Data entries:
********

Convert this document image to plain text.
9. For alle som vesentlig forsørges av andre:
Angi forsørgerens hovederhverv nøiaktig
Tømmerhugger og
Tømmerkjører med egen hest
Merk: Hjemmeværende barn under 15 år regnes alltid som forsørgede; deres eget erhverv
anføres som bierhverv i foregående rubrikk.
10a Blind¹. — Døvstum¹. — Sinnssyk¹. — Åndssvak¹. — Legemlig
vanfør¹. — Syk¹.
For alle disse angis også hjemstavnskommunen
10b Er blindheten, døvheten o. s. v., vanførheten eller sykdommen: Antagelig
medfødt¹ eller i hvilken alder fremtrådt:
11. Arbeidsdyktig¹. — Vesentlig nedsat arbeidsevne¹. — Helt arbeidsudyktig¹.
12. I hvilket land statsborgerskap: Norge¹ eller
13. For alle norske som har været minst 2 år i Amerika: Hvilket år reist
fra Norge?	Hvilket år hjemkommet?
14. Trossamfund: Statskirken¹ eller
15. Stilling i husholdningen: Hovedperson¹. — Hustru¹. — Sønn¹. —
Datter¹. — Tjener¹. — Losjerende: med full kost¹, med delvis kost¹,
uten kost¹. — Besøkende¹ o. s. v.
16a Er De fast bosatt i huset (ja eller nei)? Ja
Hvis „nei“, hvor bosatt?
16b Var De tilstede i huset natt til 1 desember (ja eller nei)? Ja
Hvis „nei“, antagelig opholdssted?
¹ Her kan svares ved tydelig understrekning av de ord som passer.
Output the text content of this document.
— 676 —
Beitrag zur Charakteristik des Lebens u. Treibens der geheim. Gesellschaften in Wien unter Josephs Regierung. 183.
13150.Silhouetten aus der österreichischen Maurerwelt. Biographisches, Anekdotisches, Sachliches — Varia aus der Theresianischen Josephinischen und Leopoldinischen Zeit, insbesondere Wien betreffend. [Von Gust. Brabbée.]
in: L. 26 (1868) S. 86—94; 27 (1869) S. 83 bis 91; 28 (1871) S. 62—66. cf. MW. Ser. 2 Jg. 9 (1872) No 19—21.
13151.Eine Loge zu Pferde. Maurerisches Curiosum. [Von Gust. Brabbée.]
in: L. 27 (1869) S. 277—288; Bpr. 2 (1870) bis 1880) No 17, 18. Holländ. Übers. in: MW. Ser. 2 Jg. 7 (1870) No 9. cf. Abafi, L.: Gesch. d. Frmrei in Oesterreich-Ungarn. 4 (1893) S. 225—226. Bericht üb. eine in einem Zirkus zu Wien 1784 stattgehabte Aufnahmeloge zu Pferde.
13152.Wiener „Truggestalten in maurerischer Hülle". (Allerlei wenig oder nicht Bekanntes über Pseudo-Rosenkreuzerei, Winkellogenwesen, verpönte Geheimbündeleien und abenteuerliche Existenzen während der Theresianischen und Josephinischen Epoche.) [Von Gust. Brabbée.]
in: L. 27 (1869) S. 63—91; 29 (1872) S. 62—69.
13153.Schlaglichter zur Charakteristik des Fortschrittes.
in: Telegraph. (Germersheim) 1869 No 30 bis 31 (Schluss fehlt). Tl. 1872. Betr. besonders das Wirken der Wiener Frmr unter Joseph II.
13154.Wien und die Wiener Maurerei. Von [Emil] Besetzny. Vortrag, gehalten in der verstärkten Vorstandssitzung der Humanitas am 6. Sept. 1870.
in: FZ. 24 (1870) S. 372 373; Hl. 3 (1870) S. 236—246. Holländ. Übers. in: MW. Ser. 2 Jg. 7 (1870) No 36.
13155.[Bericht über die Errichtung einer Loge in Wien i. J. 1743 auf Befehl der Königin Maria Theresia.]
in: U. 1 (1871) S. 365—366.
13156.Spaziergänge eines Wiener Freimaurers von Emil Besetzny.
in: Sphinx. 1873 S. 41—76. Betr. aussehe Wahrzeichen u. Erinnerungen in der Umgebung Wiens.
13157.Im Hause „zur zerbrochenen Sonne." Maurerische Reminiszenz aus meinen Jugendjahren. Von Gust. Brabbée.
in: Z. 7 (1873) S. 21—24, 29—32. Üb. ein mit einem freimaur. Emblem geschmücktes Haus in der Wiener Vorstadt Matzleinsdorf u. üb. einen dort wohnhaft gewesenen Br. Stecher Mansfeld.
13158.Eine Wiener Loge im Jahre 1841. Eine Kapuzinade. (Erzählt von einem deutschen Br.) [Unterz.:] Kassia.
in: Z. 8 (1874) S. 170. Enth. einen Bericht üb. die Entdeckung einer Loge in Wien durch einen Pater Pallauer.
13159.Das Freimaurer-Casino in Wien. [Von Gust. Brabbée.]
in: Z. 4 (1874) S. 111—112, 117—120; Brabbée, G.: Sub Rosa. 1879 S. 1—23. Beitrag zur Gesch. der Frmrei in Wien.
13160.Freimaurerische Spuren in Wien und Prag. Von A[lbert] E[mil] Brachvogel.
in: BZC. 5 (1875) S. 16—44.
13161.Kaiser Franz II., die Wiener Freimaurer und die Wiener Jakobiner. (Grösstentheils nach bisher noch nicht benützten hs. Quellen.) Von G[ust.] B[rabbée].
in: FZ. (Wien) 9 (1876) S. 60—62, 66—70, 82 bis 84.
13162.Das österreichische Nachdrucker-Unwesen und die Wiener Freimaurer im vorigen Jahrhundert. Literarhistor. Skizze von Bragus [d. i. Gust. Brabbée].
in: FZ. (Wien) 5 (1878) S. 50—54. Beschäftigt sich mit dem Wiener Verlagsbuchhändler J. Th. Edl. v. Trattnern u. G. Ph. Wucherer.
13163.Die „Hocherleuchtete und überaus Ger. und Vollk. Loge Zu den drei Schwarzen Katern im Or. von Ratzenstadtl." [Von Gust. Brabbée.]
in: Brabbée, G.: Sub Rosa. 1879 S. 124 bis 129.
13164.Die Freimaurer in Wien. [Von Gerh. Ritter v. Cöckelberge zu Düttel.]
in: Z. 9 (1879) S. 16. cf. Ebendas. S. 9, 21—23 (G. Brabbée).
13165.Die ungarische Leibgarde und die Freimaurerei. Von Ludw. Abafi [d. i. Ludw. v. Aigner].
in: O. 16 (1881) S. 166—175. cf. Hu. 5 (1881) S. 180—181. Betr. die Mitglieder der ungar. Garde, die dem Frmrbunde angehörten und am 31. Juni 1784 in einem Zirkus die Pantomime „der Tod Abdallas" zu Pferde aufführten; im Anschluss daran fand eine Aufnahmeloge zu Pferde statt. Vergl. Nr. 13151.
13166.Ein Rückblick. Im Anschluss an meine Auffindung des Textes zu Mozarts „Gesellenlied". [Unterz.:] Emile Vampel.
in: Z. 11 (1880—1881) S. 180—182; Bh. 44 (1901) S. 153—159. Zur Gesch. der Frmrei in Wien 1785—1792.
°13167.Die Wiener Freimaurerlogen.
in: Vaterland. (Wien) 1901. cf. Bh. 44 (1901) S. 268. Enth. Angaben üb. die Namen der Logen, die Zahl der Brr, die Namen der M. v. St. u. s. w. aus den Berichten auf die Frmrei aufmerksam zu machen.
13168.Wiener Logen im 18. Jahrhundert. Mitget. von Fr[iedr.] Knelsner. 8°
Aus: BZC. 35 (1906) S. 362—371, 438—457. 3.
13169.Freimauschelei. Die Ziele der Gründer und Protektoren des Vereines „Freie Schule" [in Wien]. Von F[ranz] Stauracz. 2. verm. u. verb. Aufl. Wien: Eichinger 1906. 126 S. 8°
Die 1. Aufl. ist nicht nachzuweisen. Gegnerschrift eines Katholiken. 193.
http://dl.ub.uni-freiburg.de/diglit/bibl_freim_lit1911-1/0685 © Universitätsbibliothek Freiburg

********

Task statement — Using the listing above, list every line in which the string "Abafi" occurs.

The completed task —
in: L. 27 (1869) S. 277—288; Bpr. 2 (1870) bis 1880) No 17, 18. Holländ. Übers. in: MW. Ser. 2 Jg. 7 (1870) No 9. cf. Abafi, L.: Gesch. d. Frmrei in Oesterreich-Ungarn. 4 (1893) S. 225—226. Bericht üb. eine in einem Zirkus zu Wien 1784 stattgehabte Aufnahmeloge zu Pferde.
13165.Die ungarische Leibgarde und die Freimaurerei. Von Ludw. Abafi [d. i. Ludw. v. Aigner].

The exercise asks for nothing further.